■ **WORK TO COMPLETE**
Write the entries below out again exactly; any picture in them stays out.

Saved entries
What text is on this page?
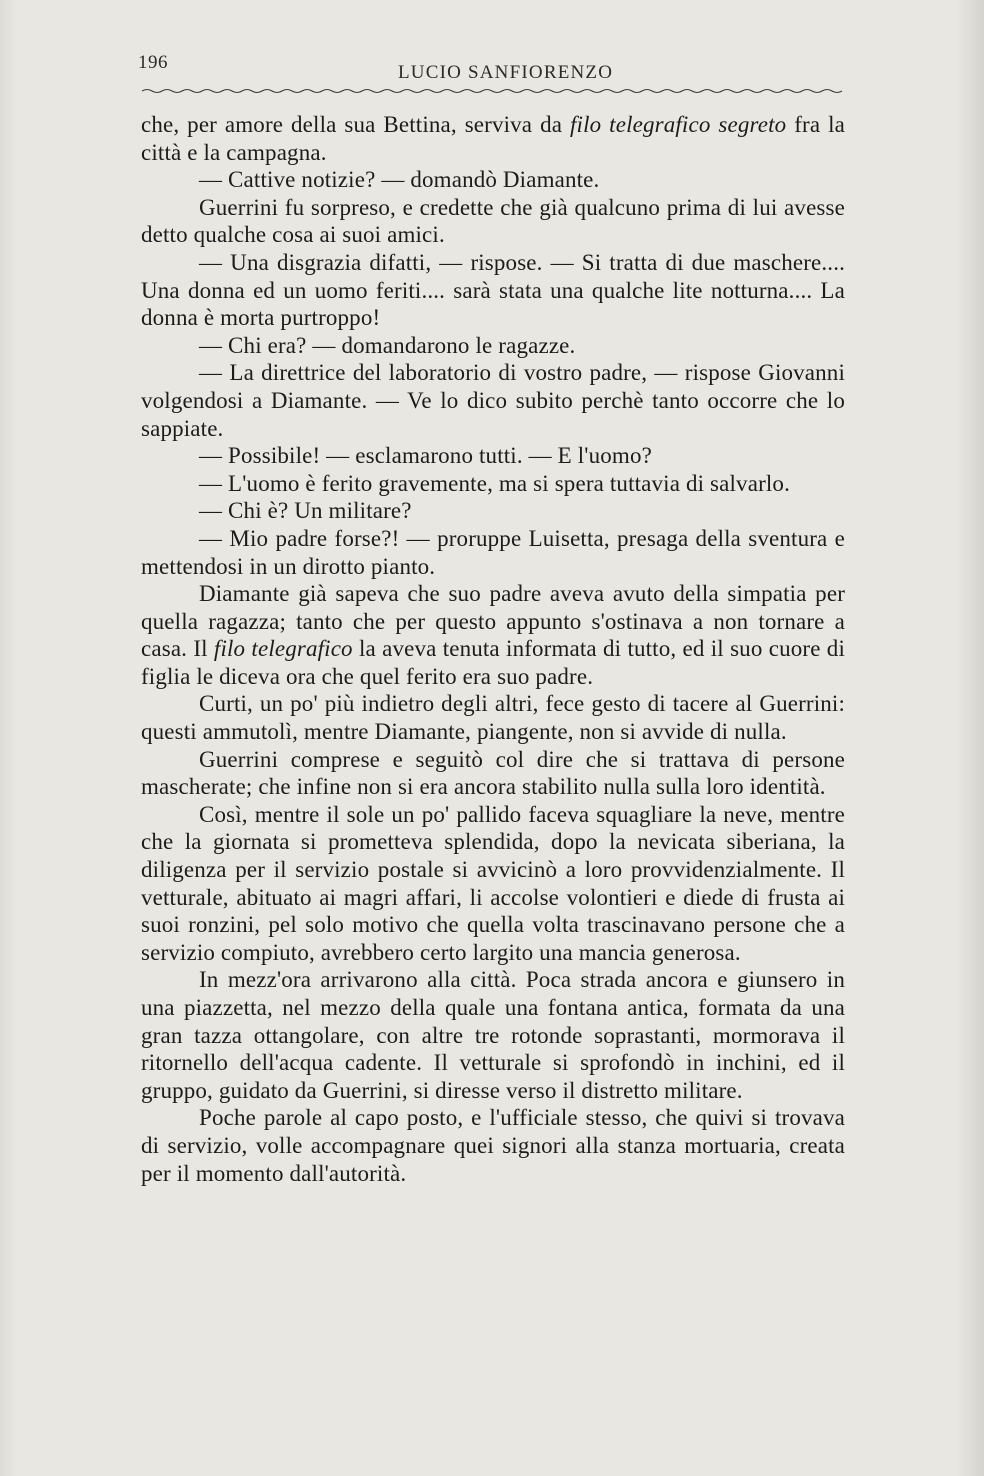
196	LUCIO SANFIORENZO

che, per amore della sua Bettina, serviva da filo telegrafico segreto fra la città e la campagna.

— Cattive notizie? — domandò Diamante.

Guerrini fu sorpreso, e credette che già qualcuno prima di lui avesse detto qualche cosa ai suoi amici.

— Una disgrazia difatti, — rispose. — Si tratta di due maschere.... Una donna ed un uomo feriti.... sarà stata una qualche lite notturna.... La donna è morta purtroppo!

— Chi era? — domandarono le ragazze.

— La direttrice del laboratorio di vostro padre, — rispose Giovanni volgendosi a Diamante. — Ve lo dico subito perchè tanto occorre che lo sappiate.

— Possibile! — esclamarono tutti. — E l'uomo?

— L'uomo è ferito gravemente, ma si spera tuttavia di salvarlo.

— Chi è? Un militare?

— Mio padre forse?! — proruppe Luisetta, presaga della sventura e mettendosi in un dirotto pianto.

Diamante già sapeva che suo padre aveva avuto della simpatia per quella ragazza; tanto che per questo appunto s'ostinava a non tornare a casa. Il filo telegrafico la aveva tenuta informata di tutto, ed il suo cuore di figlia le diceva ora che quel ferito era suo padre.

Curti, un po' più indietro degli altri, fece gesto di tacere al Guerrini: questi ammutolì, mentre Diamante, piangente, non si avvide di nulla.

Guerrini comprese e seguitò col dire che si trattava di persone mascherate; che infine non si era ancora stabilito nulla sulla loro identità.

Così, mentre il sole un po' pallido faceva squagliare la neve, mentre che la giornata si prometteva splendida, dopo la nevicata siberiana, la diligenza per il servizio postale si avvicinò a loro provvidenzialmente. Il vetturale, abituato ai magri affari, li accolse volontieri e diede di frusta ai suoi ronzini, pel solo motivo che quella volta trascinavano persone che a servizio compiuto, avrebbero certo largito una mancia generosa.

In mezz'ora arrivarono alla città. Poca strada ancora e giunsero in una piazzetta, nel mezzo della quale una fontana antica, formata da una gran tazza ottangolare, con altre tre rotonde soprastanti, mormorava il ritornello dell'acqua cadente. Il vetturale si sprofondò in inchini, ed il gruppo, guidato da Guerrini, si diresse verso il distretto militare.

Poche parole al capo posto, e l'ufficiale stesso, che quivi si trovava di servizio, volle accompagnare quei signori alla stanza mortuaria, creata per il momento dall'autorità.
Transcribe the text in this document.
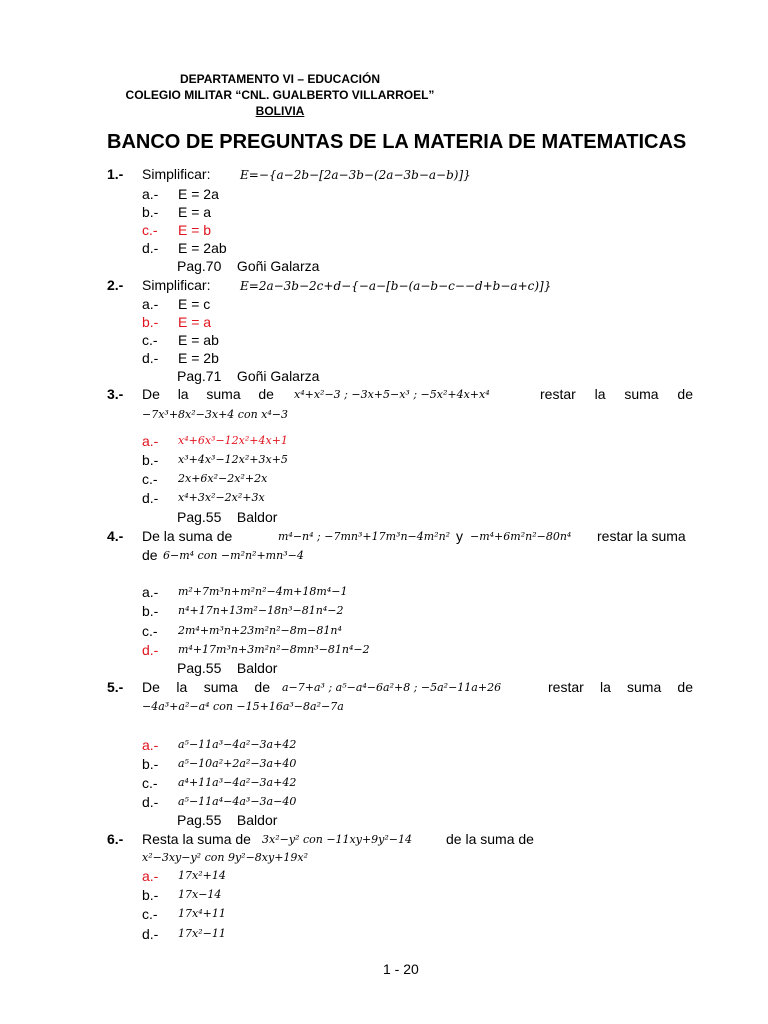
DEPARTAMENTO VI – EDUCACIÓN
COLEGIO MILITAR “CNL. GUALBERTO VILLARROEL”
BOLIVIA
BANCO DE PREGUNTAS DE LA MATERIA DE MATEMATICAS
1.- Simplificar: E=−{a−2b−[2a−3b−(2a−3b−a−b)]}
a.- E = 2a
b.- E = a
c.- E = b
d.- E = 2ab
Pag.70    Goñi Galarza
2.- Simplificar: E=2a−3b−2c+d−{−a−[b−(a−b−c−−d+b−a+c)]}
a.- E = c
b.- E = a
c.- E = ab
d.- E = 2b
Pag.71    Goñi Galarza
3.- De la suma de x⁴+x²−3 ; −3x+5−x³ ; −5x²+4x+x⁴	restar la suma de
−7x³+8x²−3x+4 con x⁴−3
a.- x⁴+6x³−12x²+4x+1
b.- x³+4x³−12x²+3x+5
c.- 2x+6x²−2x²+2x
d.- x⁴+3x²−2x²+3x
Pag.55    Baldor
4.- De la suma de	m⁴−n⁴ ; −7mn³+17m³n−4m²n² y −m⁴+6m²n²−80n⁴ restar la suma
de 6−m⁴ con −m²n²+mn³−4
a.- m²+7m³n+m²n²−4m+18m⁴−1
b.- n⁴+17n+13m²−18n³−81n⁴−2
c.- 2m⁴+m³n+23m²n²−8m−81n⁴
d.- m⁴+17m³n+3m²n²−8mn³−81n⁴−2
Pag.55    Baldor
5.- De la suma de a−7+a³ ; a⁵−a⁴−6a²+8 ; −5a²−11a+26	restar la suma de
−4a³+a²−a⁴ con −15+16a³−8a²−7a
a.- a⁵−11a³−4a²−3a+42
b.- a⁵−10a²+2a²−3a+40
c.- a⁴+11a³−4a²−3a+42
d.- a⁵−11a⁴−4a³−3a−40
Pag.55    Baldor
6.- Resta la suma de 3x²−y² con −11xy+9y²−14 de la suma de
x²−3xy−y² con 9y²−8xy+19x²
a.- 17x²+14
b.- 17x−14
c.- 17x⁴+11
d.- 17x²−11
1 - 20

■ **FINISHED TASK**
What text is on this page?
196	LUCIO SANFIORENZO

che, per amore della sua Bettina, serviva da filo telegrafico segreto fra la città e la campagna.

— Cattive notizie? — domandò Diamante.

Guerrini fu sorpreso, e credette che già qualcuno prima di lui avesse detto qualche cosa ai suoi amici.

— Una disgrazia difatti, — rispose. — Si tratta di due maschere.... Una donna ed un uomo feriti.... sarà stata una qualche lite notturna.... La donna è morta purtroppo!

— Chi era? — domandarono le ragazze.

— La direttrice del laboratorio di vostro padre, — rispose Giovanni volgendosi a Diamante. — Ve lo dico subito perchè tanto occorre che lo sappiate.

— Possibile! — esclamarono tutti. — E l'uomo?

— L'uomo è ferito gravemente, ma si spera tuttavia di salvarlo.

— Chi è? Un militare?

— Mio padre forse?! — proruppe Luisetta, presaga della sventura e mettendosi in un dirotto pianto.

Diamante già sapeva che suo padre aveva avuto della simpatia per quella ragazza; tanto che per questo appunto s'ostinava a non tornare a casa. Il filo telegrafico la aveva tenuta informata di tutto, ed il suo cuore di figlia le diceva ora che quel ferito era suo padre.

Curti, un po' più indietro degli altri, fece gesto di tacere al Guerrini: questi ammutolì, mentre Diamante, piangente, non si avvide di nulla.

Guerrini comprese e seguitò col dire che si trattava di persone mascherate; che infine non si era ancora stabilito nulla sulla loro identità.

Così, mentre il sole un po' pallido faceva squagliare la neve, mentre che la giornata si prometteva splendida, dopo la nevicata siberiana, la diligenza per il servizio postale si avvicinò a loro provvidenzialmente. Il vetturale, abituato ai magri affari, li accolse volontieri e diede di frusta ai suoi ronzini, pel solo motivo che quella volta trascinavano persone che a servizio compiuto, avrebbero certo largito una mancia generosa.

In mezz'ora arrivarono alla città. Poca strada ancora e giunsero in una piazzetta, nel mezzo della quale una fontana antica, formata da una gran tazza ottangolare, con altre tre rotonde soprastanti, mormorava il ritornello dell'acqua cadente. Il vetturale si sprofondò in inchini, ed il gruppo, guidato da Guerrini, si diresse verso il distretto militare.

Poche parole al capo posto, e l'ufficiale stesso, che quivi si trovava di servizio, volle accompagnare quei signori alla stanza mortuaria, creata per il momento dall'autorità.
Transcribe the text in this document.
DEPARTAMENTO VI – EDUCACIÓN
COLEGIO MILITAR “CNL. GUALBERTO VILLARROEL”
BOLIVIA
BANCO DE PREGUNTAS DE LA MATERIA DE MATEMATICAS
1.- Simplificar: E=−{a−2b−[2a−3b−(2a−3b−a−b)]}
a.- E = 2a
b.- E = a
c.- E = b
d.- E = 2ab
Pag.70    Goñi Galarza
2.- Simplificar: E=2a−3b−2c+d−{−a−[b−(a−b−c−−d+b−a+c)]}
a.- E = c
b.- E = a
c.- E = ab
d.- E = 2b
Pag.71    Goñi Galarza
3.- De la suma de x⁴+x²−3 ; −3x+5−x³ ; −5x²+4x+x⁴	restar la suma de
−7x³+8x²−3x+4 con x⁴−3
a.- x⁴+6x³−12x²+4x+1
b.- x³+4x³−12x²+3x+5
c.- 2x+6x²−2x²+2x
d.- x⁴+3x²−2x²+3x
Pag.55    Baldor
4.- De la suma de	m⁴−n⁴ ; −7mn³+17m³n−4m²n² y −m⁴+6m²n²−80n⁴ restar la suma
de 6−m⁴ con −m²n²+mn³−4
a.- m²+7m³n+m²n²−4m+18m⁴−1
b.- n⁴+17n+13m²−18n³−81n⁴−2
c.- 2m⁴+m³n+23m²n²−8m−81n⁴
d.- m⁴+17m³n+3m²n²−8mn³−81n⁴−2
Pag.55    Baldor
5.- De la suma de a−7+a³ ; a⁵−a⁴−6a²+8 ; −5a²−11a+26	restar la suma de
−4a³+a²−a⁴ con −15+16a³−8a²−7a
a.- a⁵−11a³−4a²−3a+42
b.- a⁵−10a²+2a²−3a+40
c.- a⁴+11a³−4a²−3a+42
d.- a⁵−11a⁴−4a³−3a−40
Pag.55    Baldor
6.- Resta la suma de 3x²−y² con −11xy+9y²−14 de la suma de
x²−3xy−y² con 9y²−8xy+19x²
a.- 17x²+14
b.- 17x−14
c.- 17x⁴+11
d.- 17x²−11
1 - 20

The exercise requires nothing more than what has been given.